* [Task prompt]: Reproduce every record below exactly as it appears.

Entries taken from a collection:
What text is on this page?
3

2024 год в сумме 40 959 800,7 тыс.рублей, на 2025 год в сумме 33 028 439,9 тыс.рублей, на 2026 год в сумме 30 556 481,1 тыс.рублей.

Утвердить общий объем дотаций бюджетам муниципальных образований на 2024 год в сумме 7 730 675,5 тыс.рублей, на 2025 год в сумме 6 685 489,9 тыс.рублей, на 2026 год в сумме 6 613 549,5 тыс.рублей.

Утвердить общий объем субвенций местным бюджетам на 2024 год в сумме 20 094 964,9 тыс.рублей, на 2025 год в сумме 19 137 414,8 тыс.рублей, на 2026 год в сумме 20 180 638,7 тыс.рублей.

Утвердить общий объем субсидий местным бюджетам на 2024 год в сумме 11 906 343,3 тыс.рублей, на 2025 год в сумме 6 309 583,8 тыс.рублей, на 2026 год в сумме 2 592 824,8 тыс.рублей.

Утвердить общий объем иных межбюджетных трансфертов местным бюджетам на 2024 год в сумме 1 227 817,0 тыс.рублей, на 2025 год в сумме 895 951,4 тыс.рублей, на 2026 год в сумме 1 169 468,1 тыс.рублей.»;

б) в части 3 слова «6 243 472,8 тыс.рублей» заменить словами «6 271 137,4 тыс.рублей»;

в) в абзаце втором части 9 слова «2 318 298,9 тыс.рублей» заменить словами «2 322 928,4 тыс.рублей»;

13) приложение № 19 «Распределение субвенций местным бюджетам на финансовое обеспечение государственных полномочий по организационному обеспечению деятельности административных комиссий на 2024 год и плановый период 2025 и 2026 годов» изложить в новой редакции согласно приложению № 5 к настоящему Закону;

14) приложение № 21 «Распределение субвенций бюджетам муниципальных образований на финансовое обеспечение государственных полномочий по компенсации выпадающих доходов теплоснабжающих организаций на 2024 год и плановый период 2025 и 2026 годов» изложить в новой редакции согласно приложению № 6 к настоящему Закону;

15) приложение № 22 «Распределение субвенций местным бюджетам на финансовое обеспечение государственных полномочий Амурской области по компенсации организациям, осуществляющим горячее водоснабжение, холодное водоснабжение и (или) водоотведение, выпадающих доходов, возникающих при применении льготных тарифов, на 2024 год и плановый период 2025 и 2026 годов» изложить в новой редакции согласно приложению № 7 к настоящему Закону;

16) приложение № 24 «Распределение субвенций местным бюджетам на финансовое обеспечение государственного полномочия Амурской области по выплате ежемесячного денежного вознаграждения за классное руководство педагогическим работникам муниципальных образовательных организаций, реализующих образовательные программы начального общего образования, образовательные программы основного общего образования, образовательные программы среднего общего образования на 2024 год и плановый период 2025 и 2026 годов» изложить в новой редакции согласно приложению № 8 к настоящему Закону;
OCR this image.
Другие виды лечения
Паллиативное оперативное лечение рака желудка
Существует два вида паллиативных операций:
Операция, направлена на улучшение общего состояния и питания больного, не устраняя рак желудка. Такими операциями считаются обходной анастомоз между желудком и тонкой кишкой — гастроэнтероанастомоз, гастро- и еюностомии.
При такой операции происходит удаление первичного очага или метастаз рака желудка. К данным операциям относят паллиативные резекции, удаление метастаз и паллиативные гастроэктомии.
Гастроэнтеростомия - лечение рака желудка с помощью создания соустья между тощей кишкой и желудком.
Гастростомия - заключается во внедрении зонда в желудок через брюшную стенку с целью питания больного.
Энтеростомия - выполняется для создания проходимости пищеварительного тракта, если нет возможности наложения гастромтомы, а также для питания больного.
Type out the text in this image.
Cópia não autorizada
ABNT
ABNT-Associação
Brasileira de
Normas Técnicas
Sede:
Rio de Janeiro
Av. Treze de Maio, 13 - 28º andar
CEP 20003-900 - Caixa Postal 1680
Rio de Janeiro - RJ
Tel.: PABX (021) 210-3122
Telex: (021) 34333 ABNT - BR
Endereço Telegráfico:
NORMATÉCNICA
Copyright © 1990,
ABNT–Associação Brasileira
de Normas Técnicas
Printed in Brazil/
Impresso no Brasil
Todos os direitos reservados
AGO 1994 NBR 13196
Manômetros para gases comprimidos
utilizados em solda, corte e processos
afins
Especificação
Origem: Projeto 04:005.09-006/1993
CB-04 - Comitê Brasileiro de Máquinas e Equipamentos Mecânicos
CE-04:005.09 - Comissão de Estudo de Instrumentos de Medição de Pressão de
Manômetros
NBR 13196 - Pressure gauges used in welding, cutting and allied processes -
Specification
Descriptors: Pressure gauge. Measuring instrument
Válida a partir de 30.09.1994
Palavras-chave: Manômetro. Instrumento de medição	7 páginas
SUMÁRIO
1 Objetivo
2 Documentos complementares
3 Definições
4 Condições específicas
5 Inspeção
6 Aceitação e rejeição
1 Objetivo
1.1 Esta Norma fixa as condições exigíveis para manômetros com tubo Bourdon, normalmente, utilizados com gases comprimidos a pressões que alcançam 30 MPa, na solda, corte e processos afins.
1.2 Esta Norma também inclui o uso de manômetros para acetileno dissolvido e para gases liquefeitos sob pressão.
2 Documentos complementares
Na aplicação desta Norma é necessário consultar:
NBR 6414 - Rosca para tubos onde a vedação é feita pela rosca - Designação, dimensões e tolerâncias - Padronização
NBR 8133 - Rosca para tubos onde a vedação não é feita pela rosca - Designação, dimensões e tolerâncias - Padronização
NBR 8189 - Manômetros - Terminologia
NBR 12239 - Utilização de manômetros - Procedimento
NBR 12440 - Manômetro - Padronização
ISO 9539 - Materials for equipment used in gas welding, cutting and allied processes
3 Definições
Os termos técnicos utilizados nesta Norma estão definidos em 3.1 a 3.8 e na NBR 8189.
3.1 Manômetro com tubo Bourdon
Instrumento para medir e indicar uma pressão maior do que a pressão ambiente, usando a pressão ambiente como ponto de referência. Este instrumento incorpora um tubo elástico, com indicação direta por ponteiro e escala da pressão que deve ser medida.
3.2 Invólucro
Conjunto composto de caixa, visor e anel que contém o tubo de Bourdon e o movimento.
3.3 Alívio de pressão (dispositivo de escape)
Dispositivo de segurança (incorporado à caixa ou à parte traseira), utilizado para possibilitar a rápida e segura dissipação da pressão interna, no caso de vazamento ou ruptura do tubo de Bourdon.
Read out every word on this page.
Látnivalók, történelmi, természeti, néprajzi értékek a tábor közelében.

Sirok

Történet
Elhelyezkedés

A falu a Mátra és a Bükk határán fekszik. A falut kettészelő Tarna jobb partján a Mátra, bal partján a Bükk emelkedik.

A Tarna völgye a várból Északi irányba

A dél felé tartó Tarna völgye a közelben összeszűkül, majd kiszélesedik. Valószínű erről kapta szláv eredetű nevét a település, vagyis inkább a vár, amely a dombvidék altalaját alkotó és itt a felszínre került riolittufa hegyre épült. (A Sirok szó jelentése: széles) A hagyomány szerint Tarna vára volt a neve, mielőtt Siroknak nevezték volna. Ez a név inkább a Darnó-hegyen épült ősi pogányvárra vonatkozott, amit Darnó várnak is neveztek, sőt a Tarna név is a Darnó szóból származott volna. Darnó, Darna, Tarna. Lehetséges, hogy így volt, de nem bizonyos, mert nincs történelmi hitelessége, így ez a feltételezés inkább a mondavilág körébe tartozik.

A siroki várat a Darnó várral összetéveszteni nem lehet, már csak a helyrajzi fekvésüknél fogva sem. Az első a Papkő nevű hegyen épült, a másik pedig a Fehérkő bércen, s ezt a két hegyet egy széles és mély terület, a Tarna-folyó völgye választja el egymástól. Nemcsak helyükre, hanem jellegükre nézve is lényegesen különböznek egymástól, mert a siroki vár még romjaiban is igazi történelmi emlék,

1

* [Reply]:
What text is on this page?
3

2024 год в сумме 40 959 800,7 тыс.рублей, на 2025 год в сумме 33 028 439,9 тыс.рублей, на 2026 год в сумме 30 556 481,1 тыс.рублей.

Утвердить общий объем дотаций бюджетам муниципальных образований на 2024 год в сумме 7 730 675,5 тыс.рублей, на 2025 год в сумме 6 685 489,9 тыс.рублей, на 2026 год в сумме 6 613 549,5 тыс.рублей.

Утвердить общий объем субвенций местным бюджетам на 2024 год в сумме 20 094 964,9 тыс.рублей, на 2025 год в сумме 19 137 414,8 тыс.рублей, на 2026 год в сумме 20 180 638,7 тыс.рублей.

Утвердить общий объем субсидий местным бюджетам на 2024 год в сумме 11 906 343,3 тыс.рублей, на 2025 год в сумме 6 309 583,8 тыс.рублей, на 2026 год в сумме 2 592 824,8 тыс.рублей.

Утвердить общий объем иных межбюджетных трансфертов местным бюджетам на 2024 год в сумме 1 227 817,0 тыс.рублей, на 2025 год в сумме 895 951,4 тыс.рублей, на 2026 год в сумме 1 169 468,1 тыс.рублей.»;

б) в части 3 слова «6 243 472,8 тыс.рублей» заменить словами «6 271 137,4 тыс.рублей»;

в) в абзаце втором части 9 слова «2 318 298,9 тыс.рублей» заменить словами «2 322 928,4 тыс.рублей»;

13) приложение № 19 «Распределение субвенций местным бюджетам на финансовое обеспечение государственных полномочий по организационному обеспечению деятельности административных комиссий на 2024 год и плановый период 2025 и 2026 годов» изложить в новой редакции согласно приложению № 5 к настоящему Закону;

14) приложение № 21 «Распределение субвенций бюджетам муниципальных образований на финансовое обеспечение государственных полномочий по компенсации выпадающих доходов теплоснабжающих организаций на 2024 год и плановый период 2025 и 2026 годов» изложить в новой редакции согласно приложению № 6 к настоящему Закону;

15) приложение № 22 «Распределение субвенций местным бюджетам на финансовое обеспечение государственных полномочий Амурской области по компенсации организациям, осуществляющим горячее водоснабжение, холодное водоснабжение и (или) водоотведение, выпадающих доходов, возникающих при применении льготных тарифов, на 2024 год и плановый период 2025 и 2026 годов» изложить в новой редакции согласно приложению № 7 к настоящему Закону;

16) приложение № 24 «Распределение субвенций местным бюджетам на финансовое обеспечение государственного полномочия Амурской области по выплате ежемесячного денежного вознаграждения за классное руководство педагогическим работникам муниципальных образовательных организаций, реализующих образовательные программы начального общего образования, образовательные программы основного общего образования, образовательные программы среднего общего образования на 2024 год и плановый период 2025 и 2026 годов» изложить в новой редакции согласно приложению № 8 к настоящему Закону;
OCR this image.
Другие виды лечения
Паллиативное оперативное лечение рака желудка
Существует два вида паллиативных операций:
Операция, направлена на улучшение общего состояния и питания больного, не устраняя рак желудка. Такими операциями считаются обходной анастомоз между желудком и тонкой кишкой — гастроэнтероанастомоз, гастро- и еюностомии.
При такой операции происходит удаление первичного очага или метастаз рака желудка. К данным операциям относят паллиативные резекции, удаление метастаз и паллиативные гастроэктомии.
Гастроэнтеростомия - лечение рака желудка с помощью создания соустья между тощей кишкой и желудком.
Гастростомия - заключается во внедрении зонда в желудок через брюшную стенку с целью питания больного.
Энтеростомия - выполняется для создания проходимости пищеварительного тракта, если нет возможности наложения гастромтомы, а также для питания больного.
Type out the text in this image.
Cópia não autorizada
ABNT
ABNT-Associação
Brasileira de
Normas Técnicas
Sede:
Rio de Janeiro
Av. Treze de Maio, 13 - 28º andar
CEP 20003-900 - Caixa Postal 1680
Rio de Janeiro - RJ
Tel.: PABX (021) 210-3122
Telex: (021) 34333 ABNT - BR
Endereço Telegráfico:
NORMATÉCNICA
Copyright © 1990,
ABNT–Associação Brasileira
de Normas Técnicas
Printed in Brazil/
Impresso no Brasil
Todos os direitos reservados
AGO 1994 NBR 13196
Manômetros para gases comprimidos
utilizados em solda, corte e processos
afins
Especificação
Origem: Projeto 04:005.09-006/1993
CB-04 - Comitê Brasileiro de Máquinas e Equipamentos Mecânicos
CE-04:005.09 - Comissão de Estudo de Instrumentos de Medição de Pressão de
Manômetros
NBR 13196 - Pressure gauges used in welding, cutting and allied processes -
Specification
Descriptors: Pressure gauge. Measuring instrument
Válida a partir de 30.09.1994
Palavras-chave: Manômetro. Instrumento de medição	7 páginas
SUMÁRIO
1 Objetivo
2 Documentos complementares
3 Definições
4 Condições específicas
5 Inspeção
6 Aceitação e rejeição
1 Objetivo
1.1 Esta Norma fixa as condições exigíveis para manômetros com tubo Bourdon, normalmente, utilizados com gases comprimidos a pressões que alcançam 30 MPa, na solda, corte e processos afins.
1.2 Esta Norma também inclui o uso de manômetros para acetileno dissolvido e para gases liquefeitos sob pressão.
2 Documentos complementares
Na aplicação desta Norma é necessário consultar:
NBR 6414 - Rosca para tubos onde a vedação é feita pela rosca - Designação, dimensões e tolerâncias - Padronização
NBR 8133 - Rosca para tubos onde a vedação não é feita pela rosca - Designação, dimensões e tolerâncias - Padronização
NBR 8189 - Manômetros - Terminologia
NBR 12239 - Utilização de manômetros - Procedimento
NBR 12440 - Manômetro - Padronização
ISO 9539 - Materials for equipment used in gas welding, cutting and allied processes
3 Definições
Os termos técnicos utilizados nesta Norma estão definidos em 3.1 a 3.8 e na NBR 8189.
3.1 Manômetro com tubo Bourdon
Instrumento para medir e indicar uma pressão maior do que a pressão ambiente, usando a pressão ambiente como ponto de referência. Este instrumento incorpora um tubo elástico, com indicação direta por ponteiro e escala da pressão que deve ser medida.
3.2 Invólucro
Conjunto composto de caixa, visor e anel que contém o tubo de Bourdon e o movimento.
3.3 Alívio de pressão (dispositivo de escape)
Dispositivo de segurança (incorporado à caixa ou à parte traseira), utilizado para possibilitar a rápida e segura dissipação da pressão interna, no caso de vazamento ou ruptura do tubo de Bourdon.
Read out every word on this page.
Látnivalók, történelmi, természeti, néprajzi értékek a tábor közelében.

Sirok

Történet
Elhelyezkedés

A falu a Mátra és a Bükk határán fekszik. A falut kettészelő Tarna jobb partján a Mátra, bal partján a Bükk emelkedik.

A Tarna völgye a várból Északi irányba

A dél felé tartó Tarna völgye a közelben összeszűkül, majd kiszélesedik. Valószínű erről kapta szláv eredetű nevét a település, vagyis inkább a vár, amely a dombvidék altalaját alkotó és itt a felszínre került riolittufa hegyre épült. (A Sirok szó jelentése: széles) A hagyomány szerint Tarna vára volt a neve, mielőtt Siroknak nevezték volna. Ez a név inkább a Darnó-hegyen épült ősi pogányvárra vonatkozott, amit Darnó várnak is neveztek, sőt a Tarna név is a Darnó szóból származott volna. Darnó, Darna, Tarna. Lehetséges, hogy így volt, de nem bizonyos, mert nincs történelmi hitelessége, így ez a feltételezés inkább a mondavilág körébe tartozik.

A siroki várat a Darnó várral összetéveszteni nem lehet, már csak a helyrajzi fekvésüknél fogva sem. Az első a Papkő nevű hegyen épült, a másik pedig a Fehérkő bércen, s ezt a két hegyet egy széles és mély terület, a Tarna-folyó völgye választja el egymástól. Nemcsak helyükre, hanem jellegükre nézve is lényegesen különböznek egymástól, mert a siroki vár még romjaiban is igazi történelmi emlék,

1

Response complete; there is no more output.